GIVEN TASK:
Report the number of lines in the entries below that include the word "French", and nothing else.

-- START OF INPUT FOR THIS TASK --

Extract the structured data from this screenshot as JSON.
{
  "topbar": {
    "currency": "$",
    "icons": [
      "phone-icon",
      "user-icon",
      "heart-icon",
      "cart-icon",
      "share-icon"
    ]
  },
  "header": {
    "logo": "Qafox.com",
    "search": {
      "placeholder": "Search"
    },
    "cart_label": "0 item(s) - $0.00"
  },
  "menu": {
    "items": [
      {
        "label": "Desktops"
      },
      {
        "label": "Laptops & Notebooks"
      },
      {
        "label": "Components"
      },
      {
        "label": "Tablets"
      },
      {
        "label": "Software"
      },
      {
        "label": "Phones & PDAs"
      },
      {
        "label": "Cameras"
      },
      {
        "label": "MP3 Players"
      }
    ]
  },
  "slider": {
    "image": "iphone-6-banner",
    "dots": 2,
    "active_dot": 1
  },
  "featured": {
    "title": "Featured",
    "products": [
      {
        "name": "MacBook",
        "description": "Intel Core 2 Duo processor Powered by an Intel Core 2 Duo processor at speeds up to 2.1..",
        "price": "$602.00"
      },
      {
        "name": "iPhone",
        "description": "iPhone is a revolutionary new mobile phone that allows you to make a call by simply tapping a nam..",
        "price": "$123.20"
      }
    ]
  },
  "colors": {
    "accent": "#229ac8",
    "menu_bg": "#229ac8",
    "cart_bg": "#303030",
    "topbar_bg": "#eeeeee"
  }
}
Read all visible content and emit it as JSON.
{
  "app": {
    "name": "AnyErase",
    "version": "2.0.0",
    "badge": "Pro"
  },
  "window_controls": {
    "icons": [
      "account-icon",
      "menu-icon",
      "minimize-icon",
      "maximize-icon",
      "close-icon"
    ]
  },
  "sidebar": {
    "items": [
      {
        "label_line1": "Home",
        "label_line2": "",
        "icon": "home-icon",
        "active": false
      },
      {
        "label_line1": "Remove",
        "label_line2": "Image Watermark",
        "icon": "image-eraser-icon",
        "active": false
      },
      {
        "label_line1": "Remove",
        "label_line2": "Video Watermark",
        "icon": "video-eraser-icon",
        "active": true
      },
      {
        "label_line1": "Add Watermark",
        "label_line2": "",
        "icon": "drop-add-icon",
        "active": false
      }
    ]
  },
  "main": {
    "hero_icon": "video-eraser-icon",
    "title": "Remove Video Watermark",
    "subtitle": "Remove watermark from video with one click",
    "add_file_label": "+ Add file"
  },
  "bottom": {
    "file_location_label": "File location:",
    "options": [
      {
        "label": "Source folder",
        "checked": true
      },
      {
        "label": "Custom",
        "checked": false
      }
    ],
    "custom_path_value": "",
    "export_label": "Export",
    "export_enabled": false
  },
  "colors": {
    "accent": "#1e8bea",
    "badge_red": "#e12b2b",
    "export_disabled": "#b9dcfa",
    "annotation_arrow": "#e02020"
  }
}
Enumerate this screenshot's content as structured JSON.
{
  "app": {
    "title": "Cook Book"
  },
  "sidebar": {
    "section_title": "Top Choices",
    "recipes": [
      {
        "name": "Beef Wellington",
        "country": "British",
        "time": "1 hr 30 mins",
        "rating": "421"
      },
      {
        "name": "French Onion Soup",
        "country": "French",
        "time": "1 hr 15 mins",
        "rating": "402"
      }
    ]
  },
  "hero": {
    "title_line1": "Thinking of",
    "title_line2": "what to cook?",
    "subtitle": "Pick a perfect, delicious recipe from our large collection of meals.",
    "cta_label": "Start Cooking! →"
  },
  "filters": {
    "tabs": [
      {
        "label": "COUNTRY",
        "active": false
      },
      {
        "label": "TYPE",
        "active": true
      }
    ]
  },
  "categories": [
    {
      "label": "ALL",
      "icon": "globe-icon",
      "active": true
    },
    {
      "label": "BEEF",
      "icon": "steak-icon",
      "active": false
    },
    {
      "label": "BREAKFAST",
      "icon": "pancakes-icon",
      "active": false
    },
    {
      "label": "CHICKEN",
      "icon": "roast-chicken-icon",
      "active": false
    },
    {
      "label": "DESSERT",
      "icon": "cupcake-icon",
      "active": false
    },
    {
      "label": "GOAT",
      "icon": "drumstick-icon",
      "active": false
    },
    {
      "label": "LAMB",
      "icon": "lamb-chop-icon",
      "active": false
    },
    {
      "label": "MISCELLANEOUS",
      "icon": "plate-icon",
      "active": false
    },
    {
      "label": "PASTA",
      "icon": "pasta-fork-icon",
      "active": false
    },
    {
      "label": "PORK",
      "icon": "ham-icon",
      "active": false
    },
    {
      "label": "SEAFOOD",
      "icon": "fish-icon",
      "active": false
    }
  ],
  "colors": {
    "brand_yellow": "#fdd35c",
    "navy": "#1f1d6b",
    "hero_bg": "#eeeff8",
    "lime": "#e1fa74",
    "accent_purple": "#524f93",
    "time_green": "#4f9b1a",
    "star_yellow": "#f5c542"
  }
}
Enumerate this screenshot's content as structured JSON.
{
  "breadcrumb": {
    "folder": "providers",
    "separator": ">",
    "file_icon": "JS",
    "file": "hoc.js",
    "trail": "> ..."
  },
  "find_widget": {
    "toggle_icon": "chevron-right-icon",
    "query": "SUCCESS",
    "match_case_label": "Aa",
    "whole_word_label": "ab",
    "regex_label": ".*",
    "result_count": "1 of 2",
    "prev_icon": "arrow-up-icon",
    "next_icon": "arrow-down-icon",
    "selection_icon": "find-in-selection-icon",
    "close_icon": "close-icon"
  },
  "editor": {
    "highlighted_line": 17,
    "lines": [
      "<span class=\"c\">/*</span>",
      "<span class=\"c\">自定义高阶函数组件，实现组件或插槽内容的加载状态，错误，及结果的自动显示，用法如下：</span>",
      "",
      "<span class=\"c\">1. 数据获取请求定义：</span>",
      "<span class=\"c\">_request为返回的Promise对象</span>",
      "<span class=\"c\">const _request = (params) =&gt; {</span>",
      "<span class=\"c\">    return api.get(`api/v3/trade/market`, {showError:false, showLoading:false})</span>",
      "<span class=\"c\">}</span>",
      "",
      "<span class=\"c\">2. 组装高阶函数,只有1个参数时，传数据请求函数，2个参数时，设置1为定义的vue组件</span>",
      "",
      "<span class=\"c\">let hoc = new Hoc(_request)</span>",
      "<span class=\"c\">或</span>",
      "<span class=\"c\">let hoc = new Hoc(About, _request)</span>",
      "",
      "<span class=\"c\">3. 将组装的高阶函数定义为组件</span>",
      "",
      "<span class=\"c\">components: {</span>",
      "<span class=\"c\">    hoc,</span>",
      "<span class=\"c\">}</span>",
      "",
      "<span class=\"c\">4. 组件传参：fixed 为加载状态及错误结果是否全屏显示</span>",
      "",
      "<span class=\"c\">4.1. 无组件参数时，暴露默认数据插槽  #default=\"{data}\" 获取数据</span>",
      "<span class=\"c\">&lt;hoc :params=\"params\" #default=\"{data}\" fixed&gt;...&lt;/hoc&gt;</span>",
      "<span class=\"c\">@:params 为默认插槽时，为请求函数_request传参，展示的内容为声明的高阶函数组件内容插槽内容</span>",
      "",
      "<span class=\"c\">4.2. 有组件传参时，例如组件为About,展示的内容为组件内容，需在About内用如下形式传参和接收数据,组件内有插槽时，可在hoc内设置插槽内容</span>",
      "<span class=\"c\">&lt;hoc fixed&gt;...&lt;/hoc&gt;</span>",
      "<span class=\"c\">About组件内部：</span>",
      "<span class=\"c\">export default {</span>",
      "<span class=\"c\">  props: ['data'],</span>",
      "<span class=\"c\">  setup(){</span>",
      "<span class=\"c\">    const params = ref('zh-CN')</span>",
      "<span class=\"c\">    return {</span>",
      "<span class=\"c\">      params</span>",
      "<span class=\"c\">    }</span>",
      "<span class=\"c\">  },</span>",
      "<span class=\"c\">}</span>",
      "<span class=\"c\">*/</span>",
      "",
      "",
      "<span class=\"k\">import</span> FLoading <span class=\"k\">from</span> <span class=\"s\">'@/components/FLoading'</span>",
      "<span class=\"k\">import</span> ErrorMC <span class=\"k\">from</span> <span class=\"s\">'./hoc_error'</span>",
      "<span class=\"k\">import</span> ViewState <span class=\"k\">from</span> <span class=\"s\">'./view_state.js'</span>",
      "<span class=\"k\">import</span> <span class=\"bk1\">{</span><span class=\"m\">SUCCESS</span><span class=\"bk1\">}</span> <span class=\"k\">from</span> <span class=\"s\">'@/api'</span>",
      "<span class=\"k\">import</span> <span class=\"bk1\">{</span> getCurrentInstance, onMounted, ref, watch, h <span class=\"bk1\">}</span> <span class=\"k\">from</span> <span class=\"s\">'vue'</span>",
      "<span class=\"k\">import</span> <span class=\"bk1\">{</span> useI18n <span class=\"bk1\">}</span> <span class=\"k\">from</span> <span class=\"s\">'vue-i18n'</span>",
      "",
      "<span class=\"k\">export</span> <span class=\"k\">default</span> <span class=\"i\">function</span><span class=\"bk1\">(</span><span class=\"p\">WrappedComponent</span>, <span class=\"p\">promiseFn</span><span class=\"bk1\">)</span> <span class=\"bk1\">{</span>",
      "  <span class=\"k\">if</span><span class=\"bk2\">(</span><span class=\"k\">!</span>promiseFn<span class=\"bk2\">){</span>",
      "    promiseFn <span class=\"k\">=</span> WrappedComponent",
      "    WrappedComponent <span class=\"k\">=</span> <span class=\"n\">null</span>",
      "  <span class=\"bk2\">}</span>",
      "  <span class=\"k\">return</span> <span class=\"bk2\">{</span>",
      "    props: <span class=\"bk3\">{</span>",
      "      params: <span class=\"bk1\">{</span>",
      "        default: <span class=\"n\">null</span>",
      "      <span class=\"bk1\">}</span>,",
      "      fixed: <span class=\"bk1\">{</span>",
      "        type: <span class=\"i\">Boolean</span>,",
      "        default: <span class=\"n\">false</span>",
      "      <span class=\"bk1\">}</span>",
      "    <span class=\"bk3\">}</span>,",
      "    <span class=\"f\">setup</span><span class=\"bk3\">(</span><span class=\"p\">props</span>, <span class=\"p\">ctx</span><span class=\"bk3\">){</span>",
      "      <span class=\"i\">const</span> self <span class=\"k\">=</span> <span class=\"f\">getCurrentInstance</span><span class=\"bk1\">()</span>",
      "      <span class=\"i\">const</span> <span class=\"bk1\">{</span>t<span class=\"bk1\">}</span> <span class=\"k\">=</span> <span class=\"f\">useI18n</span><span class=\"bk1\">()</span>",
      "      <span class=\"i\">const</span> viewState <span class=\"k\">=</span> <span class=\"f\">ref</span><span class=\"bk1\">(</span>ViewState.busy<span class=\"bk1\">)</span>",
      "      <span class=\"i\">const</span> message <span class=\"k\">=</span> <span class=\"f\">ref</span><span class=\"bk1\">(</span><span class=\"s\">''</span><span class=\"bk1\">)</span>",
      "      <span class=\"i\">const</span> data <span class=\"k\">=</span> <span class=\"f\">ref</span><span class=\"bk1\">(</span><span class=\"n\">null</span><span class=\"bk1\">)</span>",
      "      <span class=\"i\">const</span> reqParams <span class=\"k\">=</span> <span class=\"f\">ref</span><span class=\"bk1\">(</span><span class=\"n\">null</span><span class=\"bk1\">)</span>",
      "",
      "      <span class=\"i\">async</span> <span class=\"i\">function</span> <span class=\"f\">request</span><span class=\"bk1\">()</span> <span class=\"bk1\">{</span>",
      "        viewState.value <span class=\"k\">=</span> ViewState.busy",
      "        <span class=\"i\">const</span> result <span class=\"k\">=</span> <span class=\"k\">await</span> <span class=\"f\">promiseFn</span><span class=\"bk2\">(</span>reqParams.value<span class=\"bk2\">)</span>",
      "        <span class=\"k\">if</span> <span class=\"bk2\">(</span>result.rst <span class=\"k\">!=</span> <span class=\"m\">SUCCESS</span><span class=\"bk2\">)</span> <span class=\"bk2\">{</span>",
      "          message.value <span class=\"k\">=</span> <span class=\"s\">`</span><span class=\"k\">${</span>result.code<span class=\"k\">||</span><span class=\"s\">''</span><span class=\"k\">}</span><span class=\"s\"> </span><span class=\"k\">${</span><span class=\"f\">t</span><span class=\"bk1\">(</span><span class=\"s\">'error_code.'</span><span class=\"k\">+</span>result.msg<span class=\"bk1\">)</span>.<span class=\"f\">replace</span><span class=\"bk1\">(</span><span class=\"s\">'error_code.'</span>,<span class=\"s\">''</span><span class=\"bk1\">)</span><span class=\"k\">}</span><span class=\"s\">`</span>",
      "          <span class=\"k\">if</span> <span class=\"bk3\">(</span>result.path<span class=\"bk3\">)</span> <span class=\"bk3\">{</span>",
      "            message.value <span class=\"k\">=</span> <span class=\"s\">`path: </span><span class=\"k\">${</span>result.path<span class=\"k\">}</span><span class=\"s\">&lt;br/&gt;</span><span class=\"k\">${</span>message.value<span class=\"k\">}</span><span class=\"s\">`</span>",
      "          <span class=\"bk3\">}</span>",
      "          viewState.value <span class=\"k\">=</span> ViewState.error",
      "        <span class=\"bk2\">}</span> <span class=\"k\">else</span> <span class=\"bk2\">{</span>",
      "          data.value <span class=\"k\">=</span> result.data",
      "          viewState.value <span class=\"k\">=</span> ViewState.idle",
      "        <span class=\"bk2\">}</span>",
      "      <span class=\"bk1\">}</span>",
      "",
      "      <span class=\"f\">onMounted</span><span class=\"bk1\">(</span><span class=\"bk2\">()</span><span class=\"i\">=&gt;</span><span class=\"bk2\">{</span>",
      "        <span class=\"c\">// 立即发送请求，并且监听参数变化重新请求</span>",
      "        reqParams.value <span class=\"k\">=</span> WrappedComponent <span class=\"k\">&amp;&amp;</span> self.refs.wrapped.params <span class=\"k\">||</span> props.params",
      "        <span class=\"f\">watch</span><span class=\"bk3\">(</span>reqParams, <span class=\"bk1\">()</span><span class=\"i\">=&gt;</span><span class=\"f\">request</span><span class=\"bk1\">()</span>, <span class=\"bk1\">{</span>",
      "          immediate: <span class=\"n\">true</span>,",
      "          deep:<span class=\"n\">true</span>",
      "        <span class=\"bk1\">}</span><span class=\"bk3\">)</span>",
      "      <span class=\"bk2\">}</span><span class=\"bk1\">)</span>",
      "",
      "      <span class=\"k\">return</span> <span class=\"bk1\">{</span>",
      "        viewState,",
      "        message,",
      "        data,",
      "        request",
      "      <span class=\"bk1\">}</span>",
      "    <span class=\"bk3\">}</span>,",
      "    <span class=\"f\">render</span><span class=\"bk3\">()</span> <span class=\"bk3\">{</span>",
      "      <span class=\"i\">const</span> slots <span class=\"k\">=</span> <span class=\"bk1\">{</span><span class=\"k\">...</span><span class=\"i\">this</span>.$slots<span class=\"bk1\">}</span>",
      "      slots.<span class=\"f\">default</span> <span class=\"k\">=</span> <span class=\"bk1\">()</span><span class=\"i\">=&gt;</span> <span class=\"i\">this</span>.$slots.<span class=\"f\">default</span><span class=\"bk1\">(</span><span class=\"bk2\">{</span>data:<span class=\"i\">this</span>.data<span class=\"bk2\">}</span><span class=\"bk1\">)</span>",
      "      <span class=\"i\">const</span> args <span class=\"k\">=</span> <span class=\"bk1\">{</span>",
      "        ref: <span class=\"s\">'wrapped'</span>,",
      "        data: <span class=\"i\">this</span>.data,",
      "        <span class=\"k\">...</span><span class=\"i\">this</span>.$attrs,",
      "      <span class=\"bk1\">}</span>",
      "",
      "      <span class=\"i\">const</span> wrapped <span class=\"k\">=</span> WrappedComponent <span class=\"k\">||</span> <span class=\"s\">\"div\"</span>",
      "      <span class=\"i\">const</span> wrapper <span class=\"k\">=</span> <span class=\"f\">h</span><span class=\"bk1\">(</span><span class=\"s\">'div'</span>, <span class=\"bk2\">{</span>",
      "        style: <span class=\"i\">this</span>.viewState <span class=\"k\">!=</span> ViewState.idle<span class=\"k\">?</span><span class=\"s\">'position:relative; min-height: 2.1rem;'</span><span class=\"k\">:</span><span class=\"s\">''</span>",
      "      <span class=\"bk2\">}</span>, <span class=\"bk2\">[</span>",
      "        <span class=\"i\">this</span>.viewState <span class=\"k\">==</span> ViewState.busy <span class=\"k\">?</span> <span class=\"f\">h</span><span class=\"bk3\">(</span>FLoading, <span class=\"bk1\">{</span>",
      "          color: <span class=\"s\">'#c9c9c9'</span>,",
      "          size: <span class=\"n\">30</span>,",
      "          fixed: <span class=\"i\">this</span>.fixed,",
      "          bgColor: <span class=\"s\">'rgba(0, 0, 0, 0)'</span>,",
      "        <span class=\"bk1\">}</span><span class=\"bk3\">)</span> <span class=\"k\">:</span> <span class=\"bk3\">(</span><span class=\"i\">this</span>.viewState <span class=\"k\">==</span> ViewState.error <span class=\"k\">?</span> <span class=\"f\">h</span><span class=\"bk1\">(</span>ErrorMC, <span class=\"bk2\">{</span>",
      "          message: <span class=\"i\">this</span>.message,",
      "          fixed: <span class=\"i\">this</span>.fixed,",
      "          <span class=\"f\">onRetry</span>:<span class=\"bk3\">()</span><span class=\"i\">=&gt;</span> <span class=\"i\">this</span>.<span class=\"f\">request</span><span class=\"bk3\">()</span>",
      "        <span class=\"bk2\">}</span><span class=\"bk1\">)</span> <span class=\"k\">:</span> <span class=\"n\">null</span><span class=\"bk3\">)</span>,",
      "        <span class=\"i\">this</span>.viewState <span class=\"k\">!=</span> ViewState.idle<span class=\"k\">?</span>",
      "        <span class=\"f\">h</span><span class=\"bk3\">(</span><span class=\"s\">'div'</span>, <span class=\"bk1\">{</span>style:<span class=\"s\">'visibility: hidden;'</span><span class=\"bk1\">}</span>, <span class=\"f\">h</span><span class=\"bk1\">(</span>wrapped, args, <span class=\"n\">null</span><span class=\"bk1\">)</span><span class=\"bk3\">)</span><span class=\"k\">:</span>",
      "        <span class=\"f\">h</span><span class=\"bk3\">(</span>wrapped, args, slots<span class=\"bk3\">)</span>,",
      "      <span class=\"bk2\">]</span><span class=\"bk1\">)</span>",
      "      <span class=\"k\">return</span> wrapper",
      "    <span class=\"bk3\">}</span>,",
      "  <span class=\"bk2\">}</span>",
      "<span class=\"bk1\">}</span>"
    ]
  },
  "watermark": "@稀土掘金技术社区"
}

-- END OF INPUT FOR THIS TASK --

REPLY:
2